Grand Canyon Part 2: Up is Harder

Picking up my backpacking trip to the Grand Canyon: I hiked down the South Kaibab trail in one day and camped by the river at Bright Angel Campground. Now I have to hike back up the 4340 feet and 9.5 miles to the rim on Bright Angel trail.

It rained hard overnight while I was camped at Bright Angel. The rain and wind woke me several times in the night, but I’m happy to report that my tent stood up to them both without leaking. When nature called in the wee hours of the morning, I was glad to have a waterproof shell close at hand, though my camp site was relatively close to the toilets. Side note: there’s an astonishing amount of infrastructure at the bottom of the Grand Canyon, including the unimaginable luxury of flush toilets!

I was extremely lucky: the rain let up just before dawn and by the time I had repacked my sleeping bag and stowed everything back in dry sacks, the clouds were breaking up into a sunny morning. My tent was wet on the outside but I managed to roll it cleverly so that the dry inside stayed dry.

It was a lovely morning! I saw deer browsing by the river on my way to the silver bridge to cross back to the south side and carry on up the Bright Angel trail. This is the view to the west as I crossed the silver bridge

And this is the view to the East, looking back toward the silver and black bridges.

#### Collected material:
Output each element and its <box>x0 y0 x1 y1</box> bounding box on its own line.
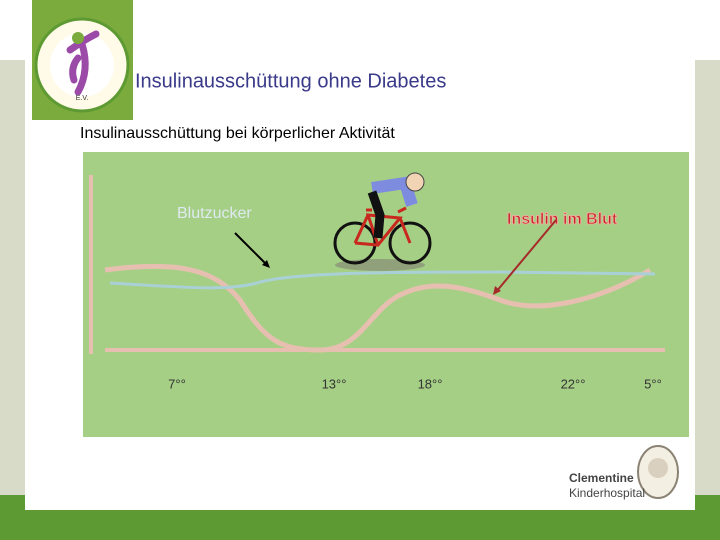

#### Your task:
Carry on the Grand Canyon hiking account from its last sentence, following the climb up the Bright Angel trail.

#### The response:
This is right about the time I realized my I hadn’t sent my morning check in to my emergency contact back east. And then I realized I did’t know where my inReach (satellite communication device) was. I knew I had it the previous night when I sent my evening check in, and I knew I brought it into my tent overnight to keep it out of the rain. Had I put it in the pocket of my soft shell or my rain shell? Had I stowed it with my other electronics? Step 1: empty everything out of my pack there by the trailside and look in all the places I thought it might be. Step 2: look in all the places I really didn’t think it would be. Step 3: hike back to my camp site to make sure I hadn’t left it on the big rock or in the food safe. I hadn’t. Step 4: Realize that the only place I hadn’t looked was in my artfully rolled up tent body, and I should have done that before hiking back to the camp site… because there it was. My lesson from that experience is to add a specific step to my mental checklist for packing up in the morning to make sure I have my inReach well, within reach. I just added ~2 miles to my to my day– fortunately they were mostly flat along the river.

While the South Kaibab trail follows Cedar Ridge and is mostly exposed, the Bright Angel trail follows Garden Creek and Pipe Creek and it’s mostly tucked away in the drainage. It seems to me a little backwards that the trail named Bright Angel is on the opposite side of the river from the creek that John Wesley Powell named Bright Angel. North Kaibab trail follows Bright Angel creek, and Bright Angel Trail follows Garden Creek. It helps that both creeks, on opposite sides of the river, follow the Bright Angel Fault, one of several faults running perpendicular to the river that were created about 750 million years ago when Australia and Antarctica broke away from North America, breaking up the supercontinent of Rodinia1.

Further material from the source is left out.